What this task involves - Provide an exact transcription of all the records.

[Data for processing start]

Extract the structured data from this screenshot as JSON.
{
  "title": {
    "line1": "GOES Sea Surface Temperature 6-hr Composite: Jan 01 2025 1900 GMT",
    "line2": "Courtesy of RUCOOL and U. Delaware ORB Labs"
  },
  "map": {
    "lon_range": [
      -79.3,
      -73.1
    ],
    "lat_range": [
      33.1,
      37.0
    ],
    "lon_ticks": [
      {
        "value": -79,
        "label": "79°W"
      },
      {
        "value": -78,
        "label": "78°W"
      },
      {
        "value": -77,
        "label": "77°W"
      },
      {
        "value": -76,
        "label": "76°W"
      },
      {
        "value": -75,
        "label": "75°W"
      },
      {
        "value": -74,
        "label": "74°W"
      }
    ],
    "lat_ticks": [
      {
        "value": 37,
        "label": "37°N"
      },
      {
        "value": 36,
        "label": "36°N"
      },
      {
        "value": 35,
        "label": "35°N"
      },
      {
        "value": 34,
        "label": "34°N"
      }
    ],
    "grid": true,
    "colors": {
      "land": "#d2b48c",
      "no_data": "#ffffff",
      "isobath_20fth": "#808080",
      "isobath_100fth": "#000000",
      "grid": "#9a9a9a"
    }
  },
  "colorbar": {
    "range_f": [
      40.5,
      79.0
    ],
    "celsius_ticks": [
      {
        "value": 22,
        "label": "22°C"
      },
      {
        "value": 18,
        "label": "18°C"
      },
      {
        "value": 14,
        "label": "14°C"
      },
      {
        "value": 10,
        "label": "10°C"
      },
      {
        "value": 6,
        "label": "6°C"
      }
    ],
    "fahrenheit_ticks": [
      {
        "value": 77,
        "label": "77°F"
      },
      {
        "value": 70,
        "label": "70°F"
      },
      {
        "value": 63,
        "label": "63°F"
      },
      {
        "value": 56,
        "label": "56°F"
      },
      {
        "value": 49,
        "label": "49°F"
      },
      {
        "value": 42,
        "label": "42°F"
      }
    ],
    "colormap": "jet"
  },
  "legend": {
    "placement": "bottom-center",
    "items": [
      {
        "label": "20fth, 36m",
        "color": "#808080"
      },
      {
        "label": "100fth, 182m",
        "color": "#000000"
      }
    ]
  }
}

[Data for processing end]

Correct output -
Extract the structured data from this screenshot as JSON.
{
  "title": {
    "line1": "GOES Sea Surface Temperature 6-hr Composite: Jan 01 2025 1900 GMT",
    "line2": "Courtesy of RUCOOL and U. Delaware ORB Labs"
  },
  "map": {
    "lon_range": [
      -79.3,
      -73.1
    ],
    "lat_range": [
      33.1,
      37.0
    ],
    "lon_ticks": [
      {
        "value": -79,
        "label": "79°W"
      },
      {
        "value": -78,
        "label": "78°W"
      },
      {
        "value": -77,
        "label": "77°W"
      },
      {
        "value": -76,
        "label": "76°W"
      },
      {
        "value": -75,
        "label": "75°W"
      },
      {
        "value": -74,
        "label": "74°W"
      }
    ],
    "lat_ticks": [
      {
        "value": 37,
        "label": "37°N"
      },
      {
        "value": 36,
        "label": "36°N"
      },
      {
        "value": 35,
        "label": "35°N"
      },
      {
        "value": 34,
        "label": "34°N"
      }
    ],
    "grid": true,
    "colors": {
      "land": "#d2b48c",
      "no_data": "#ffffff",
      "isobath_20fth": "#808080",
      "isobath_100fth": "#000000",
      "grid": "#9a9a9a"
    }
  },
  "colorbar": {
    "range_f": [
      40.5,
      79.0
    ],
    "celsius_ticks": [
      {
        "value": 22,
        "label": "22°C"
      },
      {
        "value": 18,
        "label": "18°C"
      },
      {
        "value": 14,
        "label": "14°C"
      },
      {
        "value": 10,
        "label": "10°C"
      },
      {
        "value": 6,
        "label": "6°C"
      }
    ],
    "fahrenheit_ticks": [
      {
        "value": 77,
        "label": "77°F"
      },
      {
        "value": 70,
        "label": "70°F"
      },
      {
        "value": 63,
        "label": "63°F"
      },
      {
        "value": 56,
        "label": "56°F"
      },
      {
        "value": 49,
        "label": "49°F"
      },
      {
        "value": 42,
        "label": "42°F"
      }
    ],
    "colormap": "jet"
  },
  "legend": {
    "placement": "bottom-center",
    "items": [
      {
        "label": "20fth, 36m",
        "color": "#808080"
      },
      {
        "label": "100fth, 182m",
        "color": "#000000"
      }
    ]
  }
}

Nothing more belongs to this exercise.